══ PROVIDED ENTRIES ══
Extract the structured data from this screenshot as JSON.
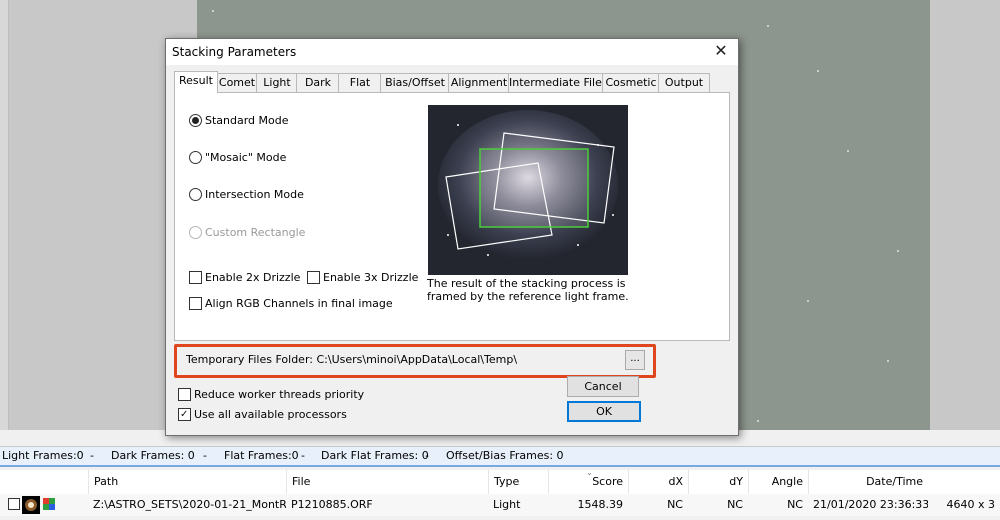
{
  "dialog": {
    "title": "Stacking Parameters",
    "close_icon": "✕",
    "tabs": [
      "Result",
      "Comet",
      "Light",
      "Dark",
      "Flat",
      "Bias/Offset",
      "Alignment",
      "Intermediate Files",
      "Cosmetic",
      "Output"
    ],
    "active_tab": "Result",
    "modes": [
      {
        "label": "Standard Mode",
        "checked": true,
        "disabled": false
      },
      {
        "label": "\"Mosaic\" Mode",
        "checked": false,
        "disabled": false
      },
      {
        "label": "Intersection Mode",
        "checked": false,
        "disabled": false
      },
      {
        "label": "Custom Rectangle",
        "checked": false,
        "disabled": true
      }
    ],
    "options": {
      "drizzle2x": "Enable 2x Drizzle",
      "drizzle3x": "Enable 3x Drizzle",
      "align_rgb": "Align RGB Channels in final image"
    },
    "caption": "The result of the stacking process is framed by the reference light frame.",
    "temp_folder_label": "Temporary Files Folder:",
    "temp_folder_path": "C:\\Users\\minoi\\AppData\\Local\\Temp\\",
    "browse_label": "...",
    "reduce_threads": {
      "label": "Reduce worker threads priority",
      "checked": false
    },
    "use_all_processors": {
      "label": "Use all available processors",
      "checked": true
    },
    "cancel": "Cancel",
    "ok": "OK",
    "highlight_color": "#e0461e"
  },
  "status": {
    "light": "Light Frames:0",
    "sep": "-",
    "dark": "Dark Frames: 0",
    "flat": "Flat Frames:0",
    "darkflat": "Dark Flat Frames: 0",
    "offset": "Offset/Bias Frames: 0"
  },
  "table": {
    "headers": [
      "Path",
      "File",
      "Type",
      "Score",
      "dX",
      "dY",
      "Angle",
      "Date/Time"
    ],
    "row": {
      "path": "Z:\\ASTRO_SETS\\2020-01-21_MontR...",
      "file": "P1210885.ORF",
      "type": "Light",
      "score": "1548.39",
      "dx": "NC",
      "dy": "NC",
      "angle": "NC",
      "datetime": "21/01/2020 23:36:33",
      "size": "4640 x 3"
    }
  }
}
═══
══ PROVIDED ENTRIES ══
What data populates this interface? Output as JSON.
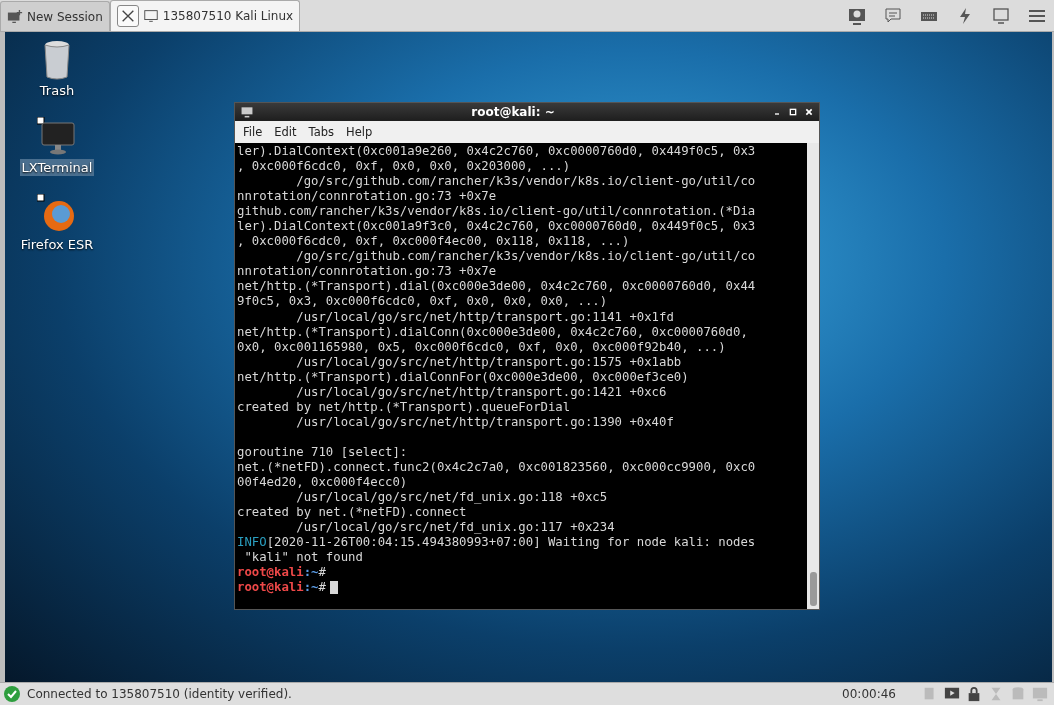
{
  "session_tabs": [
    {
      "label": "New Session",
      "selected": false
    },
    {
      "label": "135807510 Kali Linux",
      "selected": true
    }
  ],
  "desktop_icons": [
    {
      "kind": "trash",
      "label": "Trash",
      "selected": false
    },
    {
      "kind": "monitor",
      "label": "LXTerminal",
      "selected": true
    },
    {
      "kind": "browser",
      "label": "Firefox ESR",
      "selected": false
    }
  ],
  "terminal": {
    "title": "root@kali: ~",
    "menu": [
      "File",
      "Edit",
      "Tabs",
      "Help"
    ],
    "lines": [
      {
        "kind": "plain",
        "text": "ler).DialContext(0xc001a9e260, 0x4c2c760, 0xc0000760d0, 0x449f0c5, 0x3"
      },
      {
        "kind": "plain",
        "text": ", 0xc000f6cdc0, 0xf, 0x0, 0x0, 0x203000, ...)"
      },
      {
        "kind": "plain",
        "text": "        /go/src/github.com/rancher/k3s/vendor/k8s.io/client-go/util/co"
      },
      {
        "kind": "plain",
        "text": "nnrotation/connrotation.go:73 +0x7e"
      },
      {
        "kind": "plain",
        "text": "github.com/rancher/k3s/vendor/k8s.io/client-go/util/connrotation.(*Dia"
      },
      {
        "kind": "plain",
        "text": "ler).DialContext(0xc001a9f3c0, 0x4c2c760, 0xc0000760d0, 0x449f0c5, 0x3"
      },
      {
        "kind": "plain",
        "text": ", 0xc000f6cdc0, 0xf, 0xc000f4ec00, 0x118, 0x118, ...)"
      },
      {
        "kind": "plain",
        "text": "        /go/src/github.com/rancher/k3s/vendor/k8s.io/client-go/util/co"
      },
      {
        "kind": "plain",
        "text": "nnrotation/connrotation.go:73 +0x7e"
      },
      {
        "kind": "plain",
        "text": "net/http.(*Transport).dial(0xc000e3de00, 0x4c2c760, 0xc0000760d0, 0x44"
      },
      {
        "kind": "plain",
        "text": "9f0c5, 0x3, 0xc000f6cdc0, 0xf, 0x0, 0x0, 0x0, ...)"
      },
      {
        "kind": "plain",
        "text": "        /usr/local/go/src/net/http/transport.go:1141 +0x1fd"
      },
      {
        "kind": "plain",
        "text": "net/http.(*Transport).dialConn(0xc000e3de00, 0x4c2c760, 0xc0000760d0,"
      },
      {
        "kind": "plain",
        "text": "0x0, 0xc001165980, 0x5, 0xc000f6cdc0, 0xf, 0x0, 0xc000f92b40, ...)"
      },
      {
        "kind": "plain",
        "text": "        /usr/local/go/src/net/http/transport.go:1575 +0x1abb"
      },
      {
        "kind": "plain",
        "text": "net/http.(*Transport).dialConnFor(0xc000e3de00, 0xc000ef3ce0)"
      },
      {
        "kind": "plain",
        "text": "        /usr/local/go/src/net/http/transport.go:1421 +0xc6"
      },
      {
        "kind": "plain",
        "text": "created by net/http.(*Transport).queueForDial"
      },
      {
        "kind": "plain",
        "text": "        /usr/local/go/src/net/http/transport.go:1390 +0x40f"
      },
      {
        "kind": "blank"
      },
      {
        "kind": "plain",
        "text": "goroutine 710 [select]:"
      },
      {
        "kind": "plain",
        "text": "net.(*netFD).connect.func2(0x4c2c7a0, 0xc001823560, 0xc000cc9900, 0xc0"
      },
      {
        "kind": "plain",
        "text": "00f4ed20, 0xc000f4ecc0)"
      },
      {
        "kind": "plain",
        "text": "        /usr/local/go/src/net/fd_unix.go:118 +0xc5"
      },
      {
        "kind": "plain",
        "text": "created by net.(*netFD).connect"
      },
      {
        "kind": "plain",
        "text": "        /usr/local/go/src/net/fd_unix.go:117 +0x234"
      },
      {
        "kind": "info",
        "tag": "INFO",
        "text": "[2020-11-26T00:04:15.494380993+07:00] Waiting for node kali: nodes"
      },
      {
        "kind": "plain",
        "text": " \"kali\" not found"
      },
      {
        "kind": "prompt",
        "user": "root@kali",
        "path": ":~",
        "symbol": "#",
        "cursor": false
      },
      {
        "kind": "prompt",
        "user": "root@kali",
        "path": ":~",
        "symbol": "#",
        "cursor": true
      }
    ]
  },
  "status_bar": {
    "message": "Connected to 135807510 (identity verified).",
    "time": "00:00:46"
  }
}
═══
▸ **GOAL**: Using the listing above, show each line holding the string "Flat".

▸ **RESULT OF THE EXERCISE**:
      "Flat",
    "flat": "Flat Frames:0",
    "darkflat": "Dark Flat Frames: 0",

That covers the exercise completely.